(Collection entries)
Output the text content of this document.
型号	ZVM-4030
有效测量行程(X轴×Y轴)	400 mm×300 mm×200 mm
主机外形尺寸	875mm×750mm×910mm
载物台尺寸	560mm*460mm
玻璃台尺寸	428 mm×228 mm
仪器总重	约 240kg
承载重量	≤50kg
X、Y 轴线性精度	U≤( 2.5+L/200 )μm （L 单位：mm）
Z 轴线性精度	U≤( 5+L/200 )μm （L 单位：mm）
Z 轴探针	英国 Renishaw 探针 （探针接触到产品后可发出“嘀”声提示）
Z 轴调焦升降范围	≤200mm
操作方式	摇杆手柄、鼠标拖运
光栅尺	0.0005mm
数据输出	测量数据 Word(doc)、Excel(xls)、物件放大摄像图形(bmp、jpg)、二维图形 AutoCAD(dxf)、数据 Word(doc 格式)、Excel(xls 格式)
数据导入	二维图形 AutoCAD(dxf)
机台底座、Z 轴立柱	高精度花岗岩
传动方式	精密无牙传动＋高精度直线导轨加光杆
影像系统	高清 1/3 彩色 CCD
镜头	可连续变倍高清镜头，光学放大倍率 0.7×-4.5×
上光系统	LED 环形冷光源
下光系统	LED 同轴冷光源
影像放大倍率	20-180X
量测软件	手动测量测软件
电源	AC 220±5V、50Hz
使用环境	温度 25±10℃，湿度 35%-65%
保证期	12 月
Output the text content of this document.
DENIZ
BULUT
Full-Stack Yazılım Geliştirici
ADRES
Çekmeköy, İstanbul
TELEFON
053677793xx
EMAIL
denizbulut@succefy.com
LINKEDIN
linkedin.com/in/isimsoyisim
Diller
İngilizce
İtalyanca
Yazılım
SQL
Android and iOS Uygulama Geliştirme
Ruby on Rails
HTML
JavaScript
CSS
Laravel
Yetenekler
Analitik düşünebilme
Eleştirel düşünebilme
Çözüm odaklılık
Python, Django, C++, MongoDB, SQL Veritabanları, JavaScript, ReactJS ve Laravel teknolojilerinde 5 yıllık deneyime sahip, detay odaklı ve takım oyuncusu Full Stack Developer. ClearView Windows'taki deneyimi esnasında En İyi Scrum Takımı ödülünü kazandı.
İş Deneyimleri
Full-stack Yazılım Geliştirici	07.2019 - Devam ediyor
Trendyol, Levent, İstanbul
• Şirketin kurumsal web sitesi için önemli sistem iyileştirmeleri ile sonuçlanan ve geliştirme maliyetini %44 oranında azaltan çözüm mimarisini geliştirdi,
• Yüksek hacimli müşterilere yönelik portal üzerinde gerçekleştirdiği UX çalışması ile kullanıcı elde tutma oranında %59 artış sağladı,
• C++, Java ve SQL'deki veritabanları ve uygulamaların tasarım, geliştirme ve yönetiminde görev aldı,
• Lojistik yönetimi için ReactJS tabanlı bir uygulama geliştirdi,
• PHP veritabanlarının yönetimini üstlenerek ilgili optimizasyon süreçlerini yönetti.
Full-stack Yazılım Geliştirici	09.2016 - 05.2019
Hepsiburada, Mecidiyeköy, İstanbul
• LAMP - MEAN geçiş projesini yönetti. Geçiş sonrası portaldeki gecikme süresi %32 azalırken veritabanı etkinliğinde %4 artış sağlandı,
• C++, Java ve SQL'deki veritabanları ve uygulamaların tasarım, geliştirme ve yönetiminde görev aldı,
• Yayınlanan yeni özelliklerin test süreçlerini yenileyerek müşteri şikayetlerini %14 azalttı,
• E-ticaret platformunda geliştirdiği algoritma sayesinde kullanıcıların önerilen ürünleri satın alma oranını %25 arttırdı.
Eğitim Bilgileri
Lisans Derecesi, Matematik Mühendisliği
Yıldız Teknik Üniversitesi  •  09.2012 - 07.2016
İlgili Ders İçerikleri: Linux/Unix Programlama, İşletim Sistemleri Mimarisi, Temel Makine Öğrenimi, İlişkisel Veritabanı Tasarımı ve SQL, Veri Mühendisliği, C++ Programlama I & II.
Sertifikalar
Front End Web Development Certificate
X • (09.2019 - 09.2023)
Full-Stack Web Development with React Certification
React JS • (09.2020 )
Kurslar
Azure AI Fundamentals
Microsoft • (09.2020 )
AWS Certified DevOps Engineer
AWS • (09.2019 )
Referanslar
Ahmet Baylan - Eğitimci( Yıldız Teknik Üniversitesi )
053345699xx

What you will do
Provide all the records again, word for word.

Exercise result
Output the text content of this document.
型号	ZVM-4030
有效测量行程(X轴×Y轴)	400 mm×300 mm×200 mm
主机外形尺寸	875mm×750mm×910mm
载物台尺寸	560mm*460mm
玻璃台尺寸	428 mm×228 mm
仪器总重	约 240kg
承载重量	≤50kg
X、Y 轴线性精度	U≤( 2.5+L/200 )μm （L 单位：mm）
Z 轴线性精度	U≤( 5+L/200 )μm （L 单位：mm）
Z 轴探针	英国 Renishaw 探针 （探针接触到产品后可发出“嘀”声提示）
Z 轴调焦升降范围	≤200mm
操作方式	摇杆手柄、鼠标拖运
光栅尺	0.0005mm
数据输出	测量数据 Word(doc)、Excel(xls)、物件放大摄像图形(bmp、jpg)、二维图形 AutoCAD(dxf)、数据 Word(doc 格式)、Excel(xls 格式)
数据导入	二维图形 AutoCAD(dxf)
机台底座、Z 轴立柱	高精度花岗岩
传动方式	精密无牙传动＋高精度直线导轨加光杆
影像系统	高清 1/3 彩色 CCD
镜头	可连续变倍高清镜头，光学放大倍率 0.7×-4.5×
上光系统	LED 环形冷光源
下光系统	LED 同轴冷光源
影像放大倍率	20-180X
量测软件	手动测量测软件
电源	AC 220±5V、50Hz
使用环境	温度 25±10℃，湿度 35%-65%
保证期	12 月
Output the text content of this document.
DENIZ
BULUT
Full-Stack Yazılım Geliştirici
ADRES
Çekmeköy, İstanbul
TELEFON
053677793xx
EMAIL
denizbulut@succefy.com
LINKEDIN
linkedin.com/in/isimsoyisim
Diller
İngilizce
İtalyanca
Yazılım
SQL
Android and iOS Uygulama Geliştirme
Ruby on Rails
HTML
JavaScript
CSS
Laravel
Yetenekler
Analitik düşünebilme
Eleştirel düşünebilme
Çözüm odaklılık
Python, Django, C++, MongoDB, SQL Veritabanları, JavaScript, ReactJS ve Laravel teknolojilerinde 5 yıllık deneyime sahip, detay odaklı ve takım oyuncusu Full Stack Developer. ClearView Windows'taki deneyimi esnasında En İyi Scrum Takımı ödülünü kazandı.
İş Deneyimleri
Full-stack Yazılım Geliştirici	07.2019 - Devam ediyor
Trendyol, Levent, İstanbul
• Şirketin kurumsal web sitesi için önemli sistem iyileştirmeleri ile sonuçlanan ve geliştirme maliyetini %44 oranında azaltan çözüm mimarisini geliştirdi,
• Yüksek hacimli müşterilere yönelik portal üzerinde gerçekleştirdiği UX çalışması ile kullanıcı elde tutma oranında %59 artış sağladı,
• C++, Java ve SQL'deki veritabanları ve uygulamaların tasarım, geliştirme ve yönetiminde görev aldı,
• Lojistik yönetimi için ReactJS tabanlı bir uygulama geliştirdi,
• PHP veritabanlarının yönetimini üstlenerek ilgili optimizasyon süreçlerini yönetti.
Full-stack Yazılım Geliştirici	09.2016 - 05.2019
Hepsiburada, Mecidiyeköy, İstanbul
• LAMP - MEAN geçiş projesini yönetti. Geçiş sonrası portaldeki gecikme süresi %32 azalırken veritabanı etkinliğinde %4 artış sağlandı,
• C++, Java ve SQL'deki veritabanları ve uygulamaların tasarım, geliştirme ve yönetiminde görev aldı,
• Yayınlanan yeni özelliklerin test süreçlerini yenileyerek müşteri şikayetlerini %14 azalttı,
• E-ticaret platformunda geliştirdiği algoritma sayesinde kullanıcıların önerilen ürünleri satın alma oranını %25 arttırdı.
Eğitim Bilgileri
Lisans Derecesi, Matematik Mühendisliği
Yıldız Teknik Üniversitesi  •  09.2012 - 07.2016
İlgili Ders İçerikleri: Linux/Unix Programlama, İşletim Sistemleri Mimarisi, Temel Makine Öğrenimi, İlişkisel Veritabanı Tasarımı ve SQL, Veri Mühendisliği, C++ Programlama I & II.
Sertifikalar
Front End Web Development Certificate
X • (09.2019 - 09.2023)
Full-Stack Web Development with React Certification
React JS • (09.2020 )
Kurslar
Azure AI Fundamentals
Microsoft • (09.2020 )
AWS Certified DevOps Engineer
AWS • (09.2019 )
Referanslar
Ahmet Baylan - Eğitimci( Yıldız Teknik Üniversitesi )
053345699xx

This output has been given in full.